> [Collected data entries]
#####
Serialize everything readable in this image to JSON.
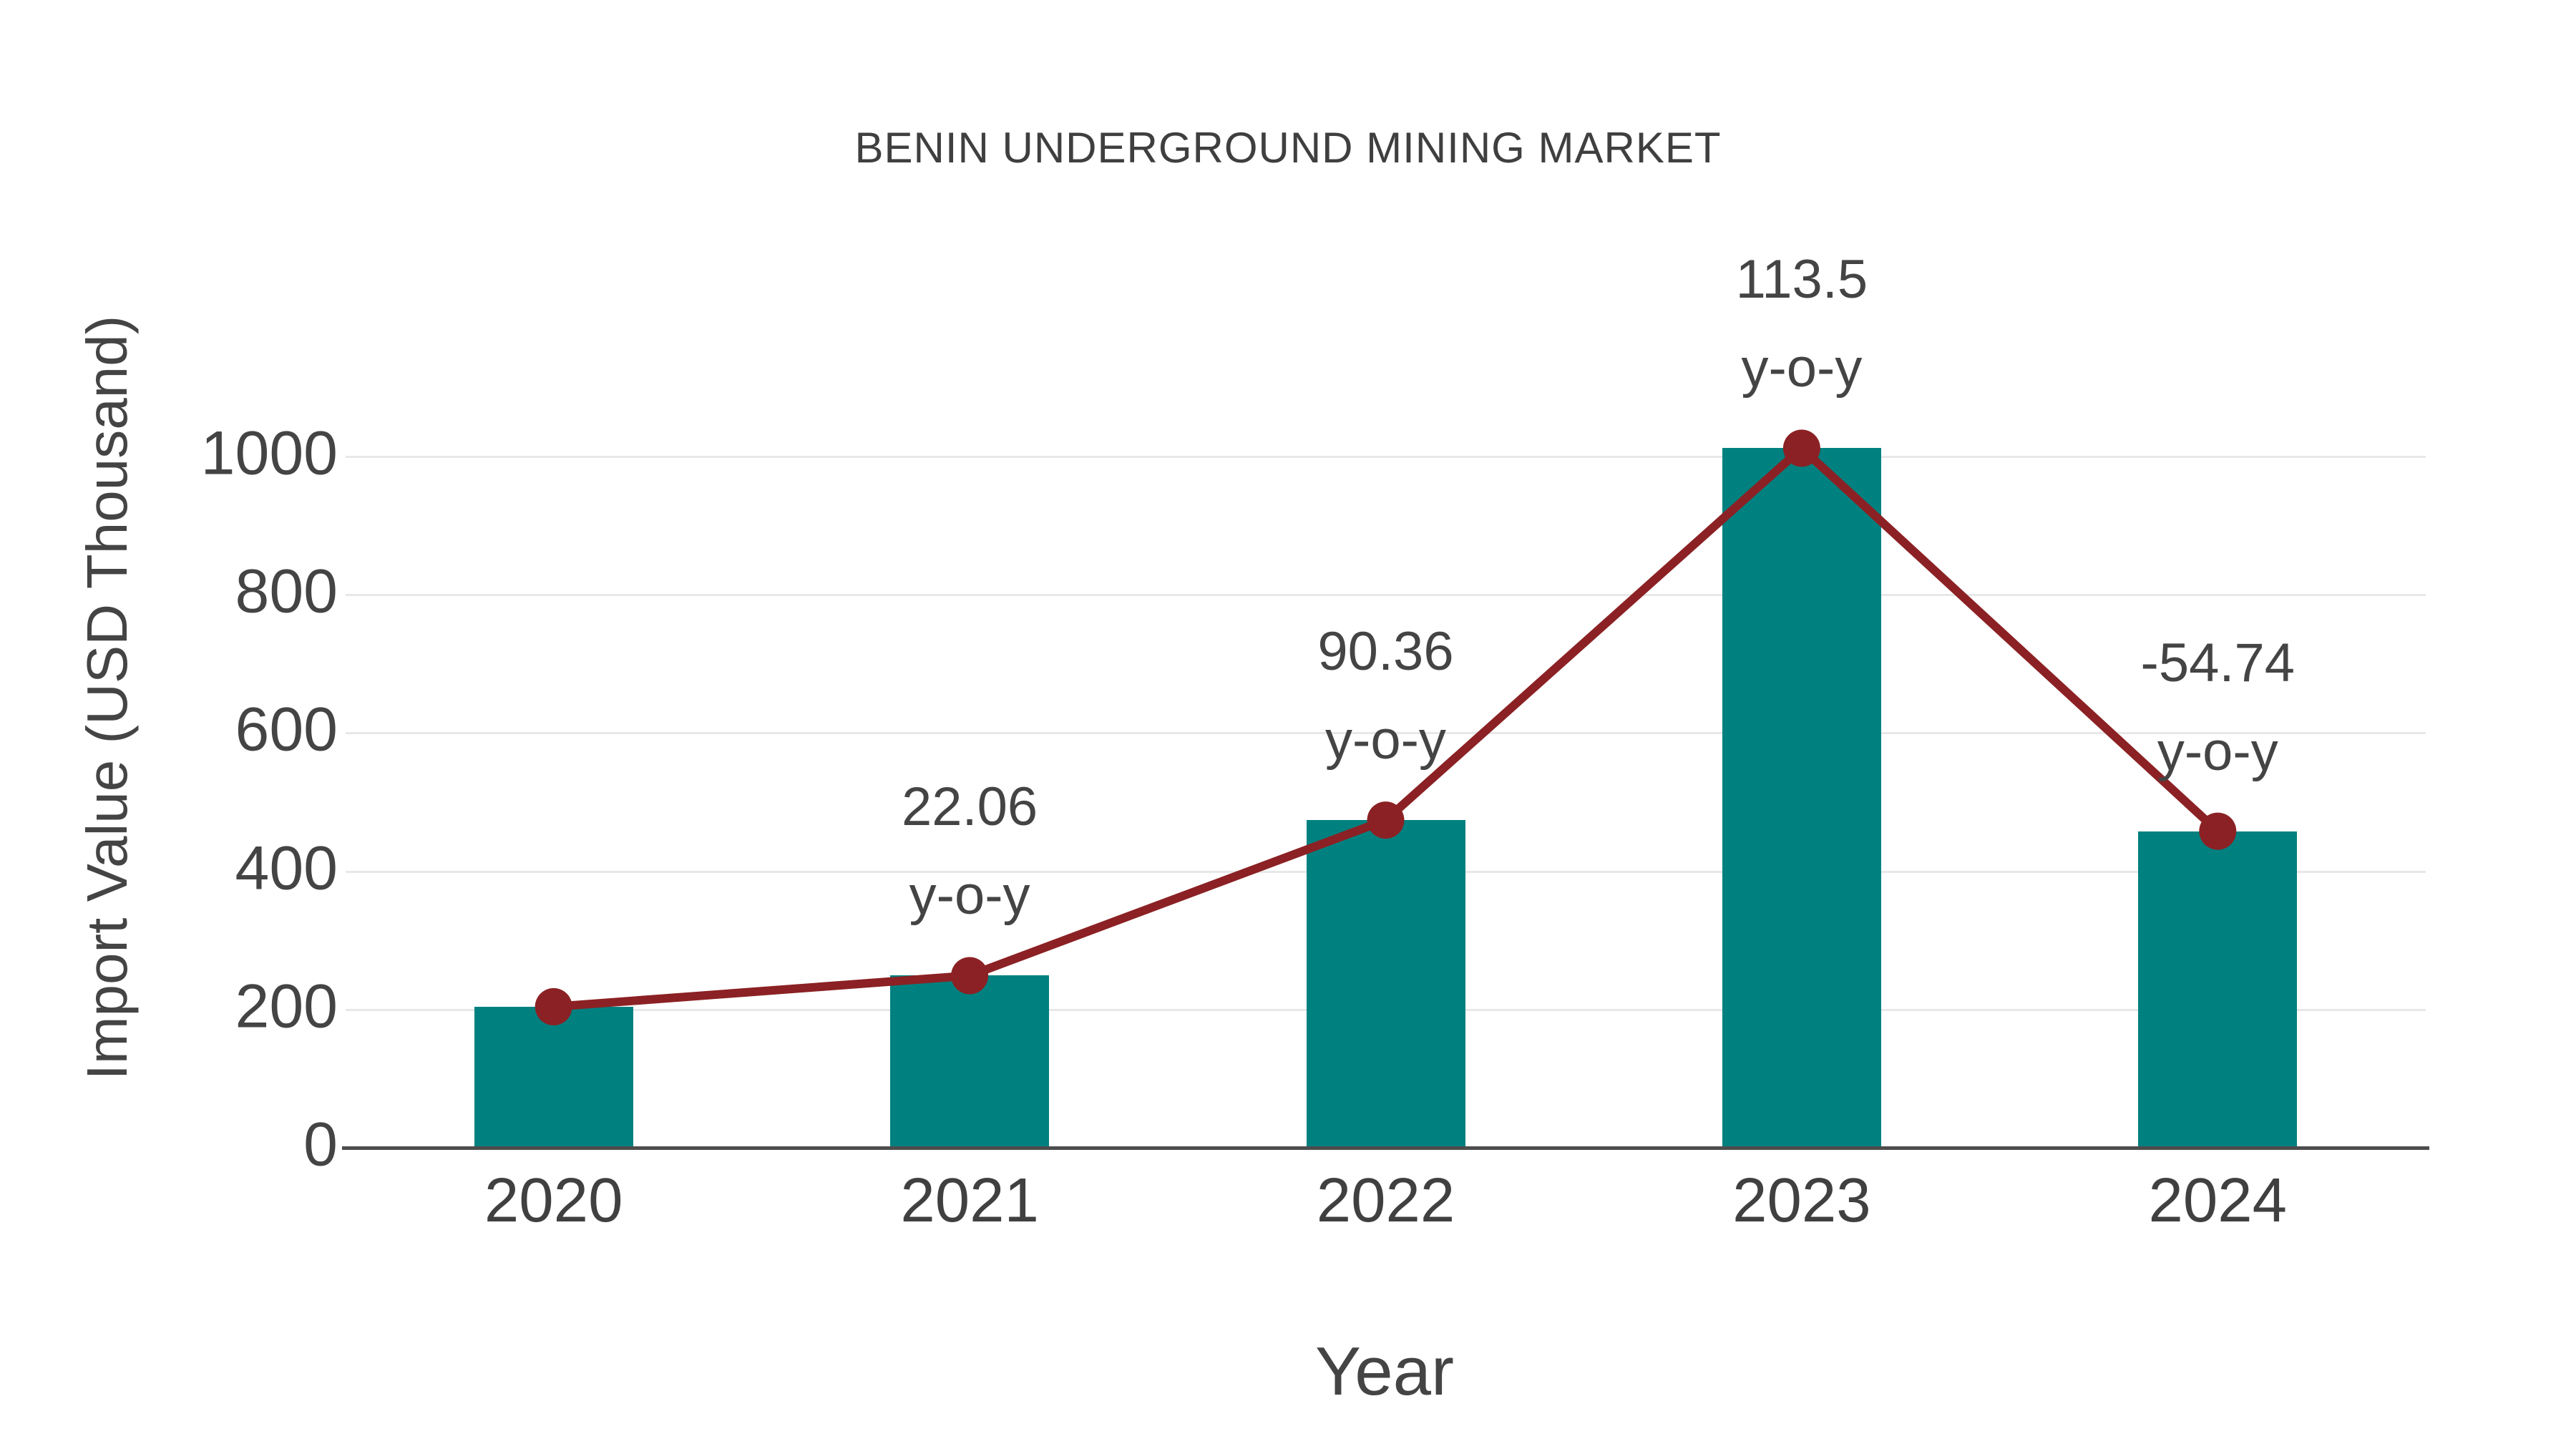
{
  "chart_data": {
    "type": "bar",
    "title": "BENIN UNDERGROUND MINING MARKET",
    "xlabel": "Year",
    "ylabel": "Import Value (USD Thousand)",
    "categories": [
      "2020",
      "2021",
      "2022",
      "2023",
      "2024"
    ],
    "series": [
      {
        "name": "Import Value (USD Thousand)",
        "type": "bar",
        "color": "#008180",
        "values": [
          204,
          249,
          474,
          1012,
          458
        ]
      },
      {
        "name": "y-o-y growth",
        "type": "line",
        "color": "#8B2124",
        "marker_color": "#8B2124",
        "values": [
          204,
          249,
          474,
          1012,
          458
        ],
        "annotations": [
          null,
          "22.06",
          "90.36",
          "113.5",
          "-54.74"
        ],
        "annotation_line2": "y-o-y"
      }
    ],
    "yticks": [
      0,
      200,
      400,
      600,
      800,
      1000
    ],
    "ylim": [
      0,
      1090
    ],
    "grid": true,
    "legend": false,
    "colors": {
      "background": "#ffffff",
      "gridline": "#e8e8e8",
      "axis_line": "#4d4d4d",
      "tick_label": "#444444",
      "title": "#3f3f3f"
    }
  }
}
#####
> [THE TASK]
Which lines above contain "name"? Show each of them.

> [RESPONSE TO THIS TASK]
        "name": "Import Value (USD Thousand)",
        "name": "y-o-y growth",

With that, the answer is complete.